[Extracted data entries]
* START *
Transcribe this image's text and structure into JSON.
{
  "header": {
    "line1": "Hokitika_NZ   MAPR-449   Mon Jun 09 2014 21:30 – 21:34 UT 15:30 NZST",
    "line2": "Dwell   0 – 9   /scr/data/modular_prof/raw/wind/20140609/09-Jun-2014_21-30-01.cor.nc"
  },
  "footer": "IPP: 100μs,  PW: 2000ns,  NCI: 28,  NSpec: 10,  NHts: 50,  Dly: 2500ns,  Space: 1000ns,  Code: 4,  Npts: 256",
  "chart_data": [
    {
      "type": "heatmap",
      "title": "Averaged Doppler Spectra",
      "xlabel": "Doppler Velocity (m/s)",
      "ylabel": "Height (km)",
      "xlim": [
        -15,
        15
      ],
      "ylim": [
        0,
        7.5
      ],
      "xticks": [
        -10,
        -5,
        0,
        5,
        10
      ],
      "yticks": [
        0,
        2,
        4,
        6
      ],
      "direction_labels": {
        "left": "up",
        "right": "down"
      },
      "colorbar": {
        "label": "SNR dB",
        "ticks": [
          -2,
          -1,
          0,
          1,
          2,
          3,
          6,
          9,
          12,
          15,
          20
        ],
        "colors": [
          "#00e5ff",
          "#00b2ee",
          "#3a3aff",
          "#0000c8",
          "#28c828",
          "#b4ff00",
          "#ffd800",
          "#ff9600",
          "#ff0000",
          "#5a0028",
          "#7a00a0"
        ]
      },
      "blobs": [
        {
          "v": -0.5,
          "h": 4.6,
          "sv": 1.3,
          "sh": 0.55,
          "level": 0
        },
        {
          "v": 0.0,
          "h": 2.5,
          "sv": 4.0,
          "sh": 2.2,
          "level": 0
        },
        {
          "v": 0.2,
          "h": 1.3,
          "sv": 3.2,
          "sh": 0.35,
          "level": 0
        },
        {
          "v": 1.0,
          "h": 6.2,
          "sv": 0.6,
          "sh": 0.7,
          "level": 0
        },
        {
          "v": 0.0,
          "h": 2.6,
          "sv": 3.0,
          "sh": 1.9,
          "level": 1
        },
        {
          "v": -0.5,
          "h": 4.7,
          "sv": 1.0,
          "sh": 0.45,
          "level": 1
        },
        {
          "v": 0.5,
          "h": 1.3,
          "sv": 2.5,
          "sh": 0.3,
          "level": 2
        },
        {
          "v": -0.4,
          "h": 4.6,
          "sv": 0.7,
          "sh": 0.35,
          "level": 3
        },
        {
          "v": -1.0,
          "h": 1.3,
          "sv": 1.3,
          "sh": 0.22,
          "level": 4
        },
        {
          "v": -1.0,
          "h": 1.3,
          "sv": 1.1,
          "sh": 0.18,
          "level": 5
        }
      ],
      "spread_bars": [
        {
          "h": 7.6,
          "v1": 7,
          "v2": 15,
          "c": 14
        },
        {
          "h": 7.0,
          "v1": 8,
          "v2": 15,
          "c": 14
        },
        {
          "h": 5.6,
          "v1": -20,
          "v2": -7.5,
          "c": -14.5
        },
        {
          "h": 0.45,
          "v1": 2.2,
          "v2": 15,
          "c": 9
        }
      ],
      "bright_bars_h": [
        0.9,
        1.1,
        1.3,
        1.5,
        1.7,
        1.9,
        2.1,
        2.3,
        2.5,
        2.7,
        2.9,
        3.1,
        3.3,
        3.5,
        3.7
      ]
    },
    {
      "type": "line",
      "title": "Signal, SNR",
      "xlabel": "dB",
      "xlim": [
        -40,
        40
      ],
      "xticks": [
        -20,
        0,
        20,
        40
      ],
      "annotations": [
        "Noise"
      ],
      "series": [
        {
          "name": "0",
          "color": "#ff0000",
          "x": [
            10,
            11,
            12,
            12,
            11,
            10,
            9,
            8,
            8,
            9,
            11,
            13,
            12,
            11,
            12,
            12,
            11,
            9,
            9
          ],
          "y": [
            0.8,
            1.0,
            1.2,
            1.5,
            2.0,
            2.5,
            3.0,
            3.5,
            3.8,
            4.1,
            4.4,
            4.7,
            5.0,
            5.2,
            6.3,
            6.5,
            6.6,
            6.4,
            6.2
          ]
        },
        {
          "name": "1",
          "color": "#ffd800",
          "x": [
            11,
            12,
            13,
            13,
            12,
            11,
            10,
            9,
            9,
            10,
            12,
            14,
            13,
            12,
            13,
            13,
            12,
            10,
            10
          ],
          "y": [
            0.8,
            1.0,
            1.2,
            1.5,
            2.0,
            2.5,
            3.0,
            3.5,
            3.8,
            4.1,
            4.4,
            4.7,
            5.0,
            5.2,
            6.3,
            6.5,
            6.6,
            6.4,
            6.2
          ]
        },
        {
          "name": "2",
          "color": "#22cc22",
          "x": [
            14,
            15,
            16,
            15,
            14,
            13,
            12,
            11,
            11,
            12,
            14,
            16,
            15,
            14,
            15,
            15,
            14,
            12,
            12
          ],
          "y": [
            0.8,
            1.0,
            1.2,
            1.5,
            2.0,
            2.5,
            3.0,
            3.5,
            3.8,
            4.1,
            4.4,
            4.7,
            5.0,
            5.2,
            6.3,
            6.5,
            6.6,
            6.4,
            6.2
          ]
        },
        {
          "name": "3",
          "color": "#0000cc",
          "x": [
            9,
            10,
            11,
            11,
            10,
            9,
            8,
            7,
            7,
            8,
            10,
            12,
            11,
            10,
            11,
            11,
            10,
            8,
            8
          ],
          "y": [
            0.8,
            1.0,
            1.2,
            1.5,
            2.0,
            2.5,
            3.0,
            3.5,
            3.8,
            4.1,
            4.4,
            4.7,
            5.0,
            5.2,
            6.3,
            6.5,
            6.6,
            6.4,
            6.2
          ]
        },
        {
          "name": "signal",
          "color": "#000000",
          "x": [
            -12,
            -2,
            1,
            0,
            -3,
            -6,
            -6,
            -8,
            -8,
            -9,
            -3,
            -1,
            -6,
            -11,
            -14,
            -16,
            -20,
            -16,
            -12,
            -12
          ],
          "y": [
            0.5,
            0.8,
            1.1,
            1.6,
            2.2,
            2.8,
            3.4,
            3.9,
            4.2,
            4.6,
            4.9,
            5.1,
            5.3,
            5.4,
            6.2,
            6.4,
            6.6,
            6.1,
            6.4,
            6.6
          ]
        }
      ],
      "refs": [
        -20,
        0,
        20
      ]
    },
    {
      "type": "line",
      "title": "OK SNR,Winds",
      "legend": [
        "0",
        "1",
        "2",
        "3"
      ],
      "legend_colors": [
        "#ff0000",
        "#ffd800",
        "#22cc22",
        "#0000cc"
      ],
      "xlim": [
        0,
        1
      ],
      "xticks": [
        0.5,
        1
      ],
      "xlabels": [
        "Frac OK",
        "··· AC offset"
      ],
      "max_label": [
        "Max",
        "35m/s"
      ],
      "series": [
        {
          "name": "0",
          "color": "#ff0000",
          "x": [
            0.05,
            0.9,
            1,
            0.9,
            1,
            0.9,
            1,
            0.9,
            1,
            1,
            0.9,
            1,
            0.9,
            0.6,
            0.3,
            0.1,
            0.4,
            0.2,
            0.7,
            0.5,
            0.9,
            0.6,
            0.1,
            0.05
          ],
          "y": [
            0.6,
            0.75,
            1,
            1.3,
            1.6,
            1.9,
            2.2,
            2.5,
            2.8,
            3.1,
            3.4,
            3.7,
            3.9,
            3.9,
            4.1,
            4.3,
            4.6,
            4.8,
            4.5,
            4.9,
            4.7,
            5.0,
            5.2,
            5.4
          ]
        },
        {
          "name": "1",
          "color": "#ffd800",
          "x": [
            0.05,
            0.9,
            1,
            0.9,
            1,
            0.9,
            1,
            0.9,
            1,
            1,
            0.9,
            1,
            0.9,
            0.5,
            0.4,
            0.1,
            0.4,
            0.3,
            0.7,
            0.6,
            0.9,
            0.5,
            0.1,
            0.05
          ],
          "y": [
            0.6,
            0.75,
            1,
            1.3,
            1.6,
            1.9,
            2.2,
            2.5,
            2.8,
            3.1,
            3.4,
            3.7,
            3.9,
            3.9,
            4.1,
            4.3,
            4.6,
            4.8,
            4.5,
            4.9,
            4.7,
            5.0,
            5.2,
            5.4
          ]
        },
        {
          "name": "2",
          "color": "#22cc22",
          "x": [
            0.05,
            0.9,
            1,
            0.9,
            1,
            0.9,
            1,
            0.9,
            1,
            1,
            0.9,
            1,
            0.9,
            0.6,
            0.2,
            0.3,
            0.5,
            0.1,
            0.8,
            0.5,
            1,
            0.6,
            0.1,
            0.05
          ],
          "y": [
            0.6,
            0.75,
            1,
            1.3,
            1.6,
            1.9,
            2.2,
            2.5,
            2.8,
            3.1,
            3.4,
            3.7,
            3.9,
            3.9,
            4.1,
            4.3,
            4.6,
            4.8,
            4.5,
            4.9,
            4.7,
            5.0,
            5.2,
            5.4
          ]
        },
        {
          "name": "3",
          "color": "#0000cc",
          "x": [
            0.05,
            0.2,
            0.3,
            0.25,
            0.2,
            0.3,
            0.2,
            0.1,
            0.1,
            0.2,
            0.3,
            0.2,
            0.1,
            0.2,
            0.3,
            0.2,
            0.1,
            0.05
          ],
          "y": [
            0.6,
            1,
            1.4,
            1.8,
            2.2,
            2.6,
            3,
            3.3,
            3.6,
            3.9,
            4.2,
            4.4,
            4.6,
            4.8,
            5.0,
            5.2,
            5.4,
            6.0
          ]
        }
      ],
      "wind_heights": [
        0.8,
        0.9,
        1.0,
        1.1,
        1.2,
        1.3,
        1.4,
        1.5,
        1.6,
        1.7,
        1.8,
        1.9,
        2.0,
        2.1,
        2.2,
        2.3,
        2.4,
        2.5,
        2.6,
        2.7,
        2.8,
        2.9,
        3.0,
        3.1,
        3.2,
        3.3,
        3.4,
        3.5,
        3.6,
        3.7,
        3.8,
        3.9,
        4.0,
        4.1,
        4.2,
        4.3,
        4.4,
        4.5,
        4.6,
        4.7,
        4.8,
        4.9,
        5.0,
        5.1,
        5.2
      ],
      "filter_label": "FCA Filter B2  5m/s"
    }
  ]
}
* END *
In the records above, find the lines containing "Doppler" and copy them.

[Answer in full]
      "title": "Averaged Doppler Spectra",
      "xlabel": "Doppler Velocity (m/s)",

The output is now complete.